──────── Provided data

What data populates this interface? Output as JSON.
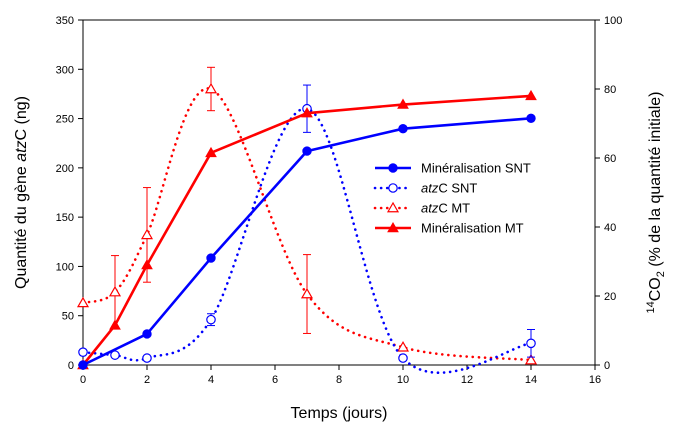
{
  "chart_data": {
    "type": "line",
    "xlabel": "Temps (jours)",
    "ylabel_left": {
      "pre": "Quantité du gène ",
      "italic": "atz",
      "post": "C (ng)"
    },
    "ylabel_right": {
      "sup": "14",
      "main": "CO",
      "sub": "2",
      "post": " (% de la quantité initiale)"
    },
    "xlim": [
      0,
      16
    ],
    "ylim_left": [
      0,
      350
    ],
    "ylim_right": [
      0,
      100
    ],
    "x_ticks": [
      "0",
      "2",
      "4",
      "6",
      "8",
      "10",
      "12",
      "14",
      "16"
    ],
    "y_ticks_left": [
      "0",
      "50",
      "100",
      "150",
      "200",
      "250",
      "300",
      "350"
    ],
    "y_ticks_right": [
      "0",
      "20",
      "40",
      "60",
      "80",
      "100"
    ],
    "legend_position": "right-center",
    "series": [
      {
        "name": "Minéralisation SNT",
        "legend": {
          "italic": "",
          "post": "Minéralisation SNT"
        },
        "axis": "right",
        "color": "#0000ff",
        "marker": "circle-filled",
        "line": "solid",
        "x": [
          0,
          2,
          4,
          7,
          10,
          14
        ],
        "y": [
          0,
          9,
          31,
          62,
          68.5,
          71.5
        ]
      },
      {
        "name": "atzC SNT",
        "legend": {
          "italic": "atz",
          "post": "C SNT"
        },
        "axis": "left",
        "color": "#0000ff",
        "marker": "circle-open",
        "line": "dotted",
        "x": [
          0,
          1,
          2,
          4,
          7,
          10,
          14
        ],
        "y": [
          13,
          10,
          7,
          46,
          260,
          7,
          22
        ],
        "err": [
          0,
          0,
          0,
          6,
          24,
          0,
          14
        ]
      },
      {
        "name": "atzC MT",
        "legend": {
          "italic": "atz",
          "post": "C MT"
        },
        "axis": "left",
        "color": "#ff0000",
        "marker": "triangle-open",
        "line": "dotted",
        "x": [
          0,
          1,
          2,
          4,
          7,
          10,
          14
        ],
        "y": [
          63,
          74,
          132,
          280,
          72,
          18,
          5
        ],
        "err": [
          0,
          37,
          48,
          22,
          40,
          0,
          0
        ]
      },
      {
        "name": "Minéralisation MT",
        "legend": {
          "italic": "",
          "post": "Minéralisation MT"
        },
        "axis": "right",
        "color": "#ff0000",
        "marker": "triangle-filled",
        "line": "solid",
        "x": [
          0,
          1,
          2,
          4,
          7,
          10,
          14
        ],
        "y": [
          0,
          11.5,
          29,
          61.5,
          73,
          75.5,
          78
        ]
      }
    ]
  }
}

────────────────

[Set task] Where a line of the material above holds the string "triangle", copy that line.

[Response to this task]
        "marker": "triangle-open",
        "marker": "triangle-filled",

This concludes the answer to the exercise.